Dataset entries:
>> Start
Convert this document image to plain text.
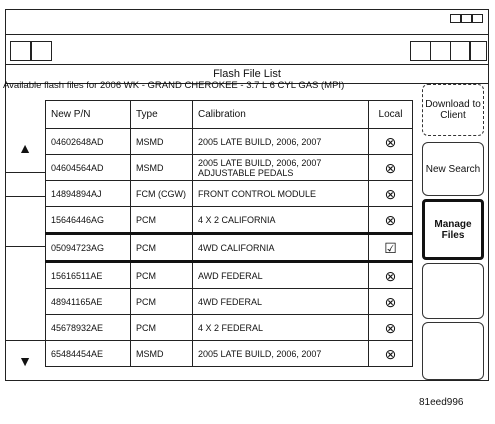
Flash File List
Available flash files for 2006 WK - GRAND CHEROKEE - 3.7 L 6 CYL GAS (MPI)
New P/N	Type	Calibration	Local
04602648AD	MSMD	2005 LATE BUILD, 2006, 2007	⊗
04604564AD	MSMD	2005 LATE BUILD, 2006, 2007 ADJUSTABLE PEDALS	⊗
14894894AJ	FCM (CGW)	FRONT CONTROL MODULE	⊗
15646446AG	PCM	4 X 2 CALIFORNIA	⊗
05094723AG	PCM	4WD CALIFORNIA	☑
15616511AE	PCM	AWD FEDERAL	⊗
48941165AE	PCM	4WD FEDERAL	⊗
45678932AE	PCM	4 X 2 FEDERAL	⊗
65484454AE	MSMD	2005 LATE BUILD, 2006, 2007	⊗
▲
▼
Download to Client
New Search
Manage Files
81eed996
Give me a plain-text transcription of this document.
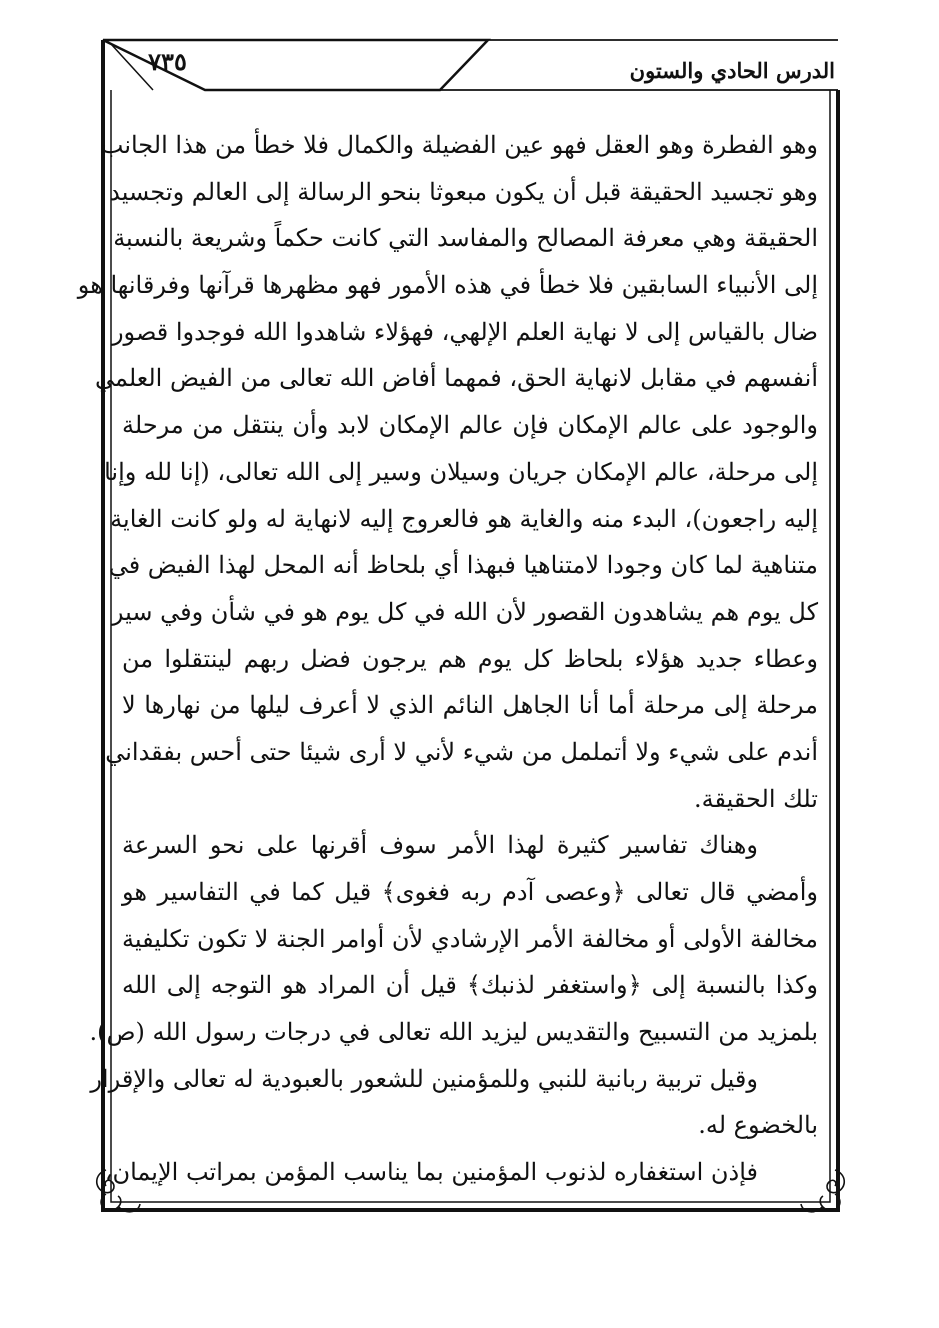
الدرس الحادي والستون
٧٣٥
وهو الفطرة وهو العقل فهو عين الفضيلة والكمال فلا خطأ من هذا الجانب
وهو تجسيد الحقيقة قبل أن يكون مبعوثا بنحو الرسالة إلى العالم وتجسيد
الحقيقة وهي معرفة المصالح والمفاسد التي كانت حكماً وشريعة بالنسبة
إلى الأنبياء السابقين فلا خطأ في هذه الأمور فهو مظهرها قرآنها وفرقانها هو
ضال بالقياس إلى لا نهاية العلم الإلهي، فهؤلاء شاهدوا الله فوجدوا قصور
أنفسهم في مقابل لانهاية الحق، فمهما أفاض الله تعالى من الفيض العلمي
والوجود على عالم الإمكان فإن عالم الإمكان لابد وأن ينتقل من مرحلة
إلى مرحلة، عالم الإمكان جريان وسيلان وسير إلى الله تعالى، (إنا لله وإنا
إليه راجعون)، البدء منه والغاية هو فالعروج إليه لانهاية له ولو كانت الغاية
متناهية لما كان وجودا لامتناهيا فبهذا أي بلحاظ أنه المحل لهذا الفيض في
كل يوم هم يشاهدون القصور لأن الله في كل يوم هو في شأن وفي سير
وعطاء جديد هؤلاء بلحاظ كل يوم هم يرجون فضل ربهم لينتقلوا من
مرحلة إلى مرحلة أما أنا الجاهل النائم الذي لا أعرف ليلها من نهارها لا
أندم على شيء ولا أتململ من شيء لأني لا أرى شيئا حتى أحس بفقداني
تلك الحقيقة.
وهناك تفاسير كثيرة لهذا الأمر سوف أقرنها على نحو السرعة
وأمضي قال تعالى ﴿وعصى آدم ربه فغوى﴾ قيل كما في التفاسير هو
مخالفة الأولى أو مخالفة الأمر الإرشادي لأن أوامر الجنة لا تكون تكليفية
وكذا بالنسبة إلى ﴿واستغفر لذنبك﴾ قيل أن المراد هو التوجه إلى الله
بلمزيد من التسبيح والتقديس ليزيد الله تعالى في درجات رسول الله (ص).
وقيل تربية ربانية للنبي وللمؤمنين للشعور بالعبودية له تعالى والإقرار
بالخضوع له.
فإذن استغفاره لذنوب المؤمنين بما يناسب المؤمن بمراتب الإيمان،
>> End
Goal: The material above must be printed exactly, with its pictures left out.

Final result:
Convert this document image to plain text.
Flash File List
Available flash files for 2006 WK - GRAND CHEROKEE - 3.7 L 6 CYL GAS (MPI)
New P/N	Type	Calibration	Local
04602648AD	MSMD	2005 LATE BUILD, 2006, 2007	⊗
04604564AD	MSMD	2005 LATE BUILD, 2006, 2007 ADJUSTABLE PEDALS	⊗
14894894AJ	FCM (CGW)	FRONT CONTROL MODULE	⊗
15646446AG	PCM	4 X 2 CALIFORNIA	⊗
05094723AG	PCM	4WD CALIFORNIA	☑
15616511AE	PCM	AWD FEDERAL	⊗
48941165AE	PCM	4WD FEDERAL	⊗
45678932AE	PCM	4 X 2 FEDERAL	⊗
65484454AE	MSMD	2005 LATE BUILD, 2006, 2007	⊗
▲
▼
Download to Client
New Search
Manage Files
81eed996
Give me a plain-text transcription of this document.
الدرس الحادي والستون
٧٣٥
وهو الفطرة وهو العقل فهو عين الفضيلة والكمال فلا خطأ من هذا الجانب
وهو تجسيد الحقيقة قبل أن يكون مبعوثا بنحو الرسالة إلى العالم وتجسيد
الحقيقة وهي معرفة المصالح والمفاسد التي كانت حكماً وشريعة بالنسبة
إلى الأنبياء السابقين فلا خطأ في هذه الأمور فهو مظهرها قرآنها وفرقانها هو
ضال بالقياس إلى لا نهاية العلم الإلهي، فهؤلاء شاهدوا الله فوجدوا قصور
أنفسهم في مقابل لانهاية الحق، فمهما أفاض الله تعالى من الفيض العلمي
والوجود على عالم الإمكان فإن عالم الإمكان لابد وأن ينتقل من مرحلة
إلى مرحلة، عالم الإمكان جريان وسيلان وسير إلى الله تعالى، (إنا لله وإنا
إليه راجعون)، البدء منه والغاية هو فالعروج إليه لانهاية له ولو كانت الغاية
متناهية لما كان وجودا لامتناهيا فبهذا أي بلحاظ أنه المحل لهذا الفيض في
كل يوم هم يشاهدون القصور لأن الله في كل يوم هو في شأن وفي سير
وعطاء جديد هؤلاء بلحاظ كل يوم هم يرجون فضل ربهم لينتقلوا من
مرحلة إلى مرحلة أما أنا الجاهل النائم الذي لا أعرف ليلها من نهارها لا
أندم على شيء ولا أتململ من شيء لأني لا أرى شيئا حتى أحس بفقداني
تلك الحقيقة.
وهناك تفاسير كثيرة لهذا الأمر سوف أقرنها على نحو السرعة
وأمضي قال تعالى ﴿وعصى آدم ربه فغوى﴾ قيل كما في التفاسير هو
مخالفة الأولى أو مخالفة الأمر الإرشادي لأن أوامر الجنة لا تكون تكليفية
وكذا بالنسبة إلى ﴿واستغفر لذنبك﴾ قيل أن المراد هو التوجه إلى الله
بلمزيد من التسبيح والتقديس ليزيد الله تعالى في درجات رسول الله (ص).
وقيل تربية ربانية للنبي وللمؤمنين للشعور بالعبودية له تعالى والإقرار
بالخضوع له.
فإذن استغفاره لذنوب المؤمنين بما يناسب المؤمن بمراتب الإيمان،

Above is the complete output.